[BEGIN Supplied material]

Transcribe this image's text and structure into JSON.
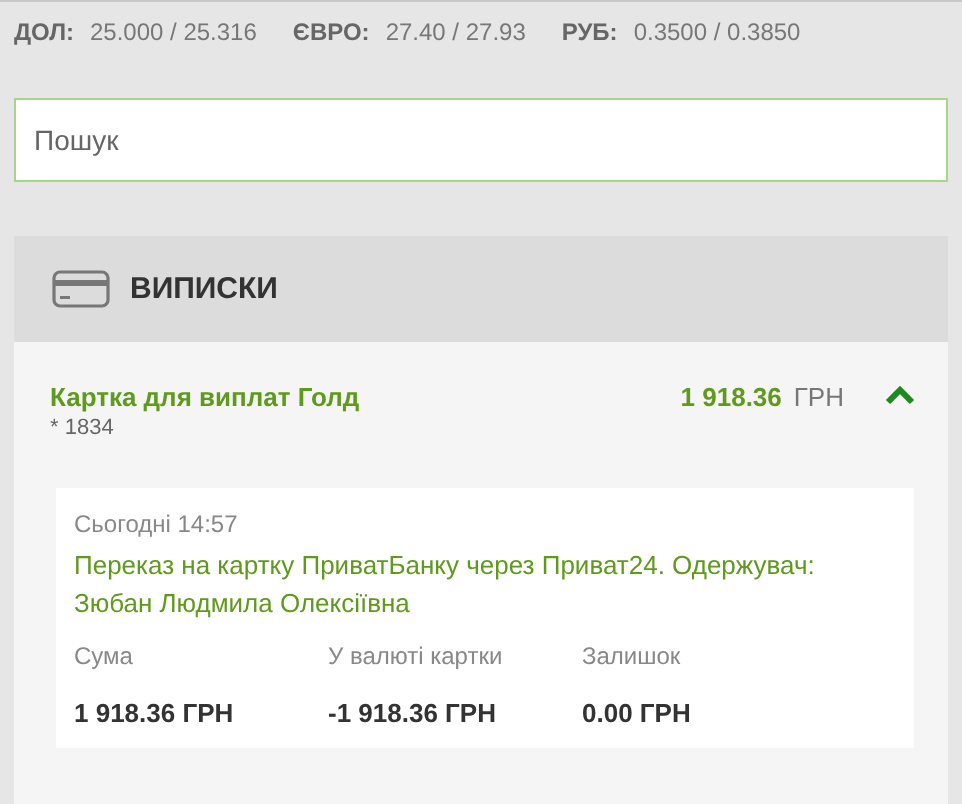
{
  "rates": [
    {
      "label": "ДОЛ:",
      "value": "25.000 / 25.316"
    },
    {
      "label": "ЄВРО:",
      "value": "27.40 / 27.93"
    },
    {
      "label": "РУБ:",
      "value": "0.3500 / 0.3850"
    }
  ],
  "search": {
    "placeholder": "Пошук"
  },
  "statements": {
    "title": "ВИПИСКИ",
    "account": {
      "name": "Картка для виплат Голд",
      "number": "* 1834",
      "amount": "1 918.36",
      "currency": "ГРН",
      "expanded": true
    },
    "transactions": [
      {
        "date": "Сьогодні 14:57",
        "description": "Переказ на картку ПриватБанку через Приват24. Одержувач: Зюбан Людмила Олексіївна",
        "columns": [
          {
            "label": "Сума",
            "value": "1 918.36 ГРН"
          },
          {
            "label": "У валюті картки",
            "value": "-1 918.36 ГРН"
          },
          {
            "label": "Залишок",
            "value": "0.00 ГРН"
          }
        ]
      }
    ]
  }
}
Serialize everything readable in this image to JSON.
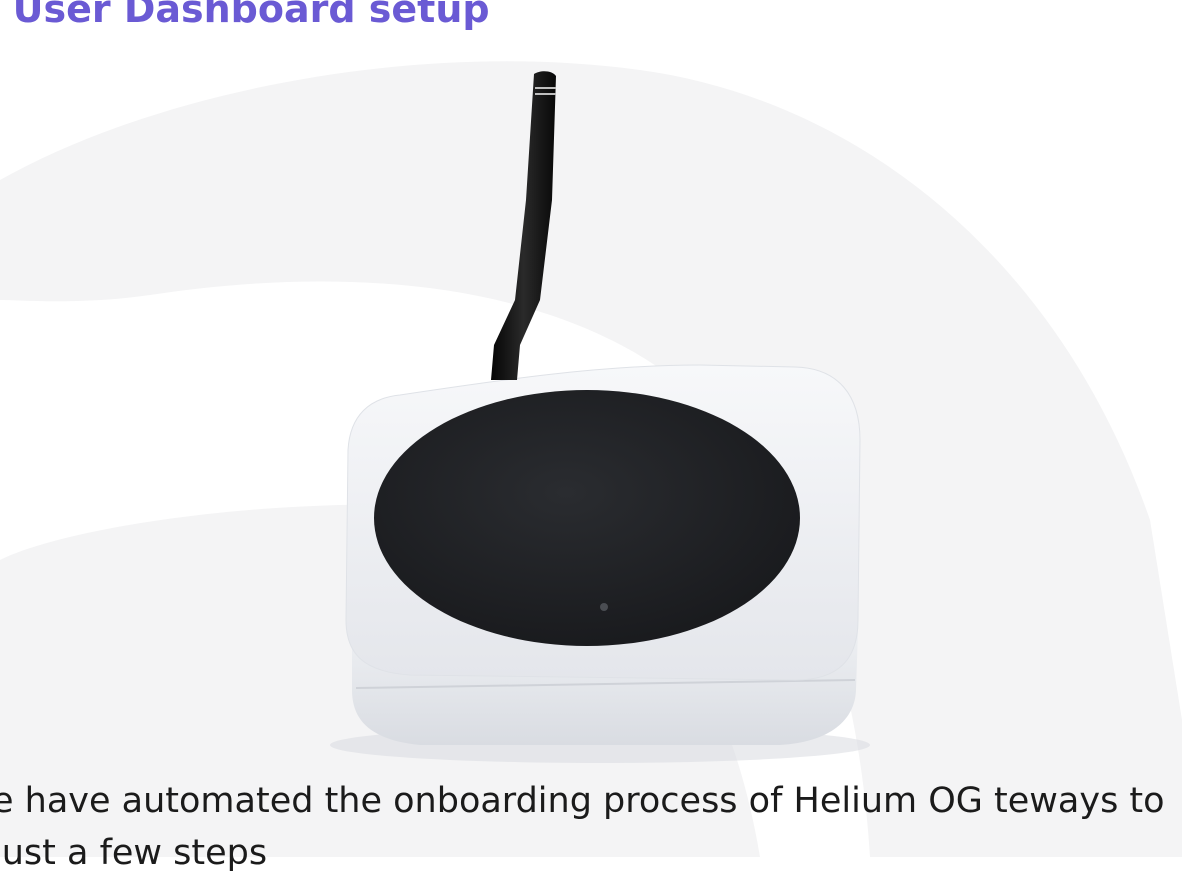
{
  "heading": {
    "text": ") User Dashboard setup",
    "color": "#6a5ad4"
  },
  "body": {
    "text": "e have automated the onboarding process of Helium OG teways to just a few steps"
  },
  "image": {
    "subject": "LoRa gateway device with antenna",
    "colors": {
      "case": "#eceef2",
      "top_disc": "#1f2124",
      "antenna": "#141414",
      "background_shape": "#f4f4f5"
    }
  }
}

[END Supplied material]

Given problem:
Display every line of the listing that contains the string "JSON".

Result for this task:
Transcribe this image's text and structure into JSON.
Serialize everything readable in this image to JSON.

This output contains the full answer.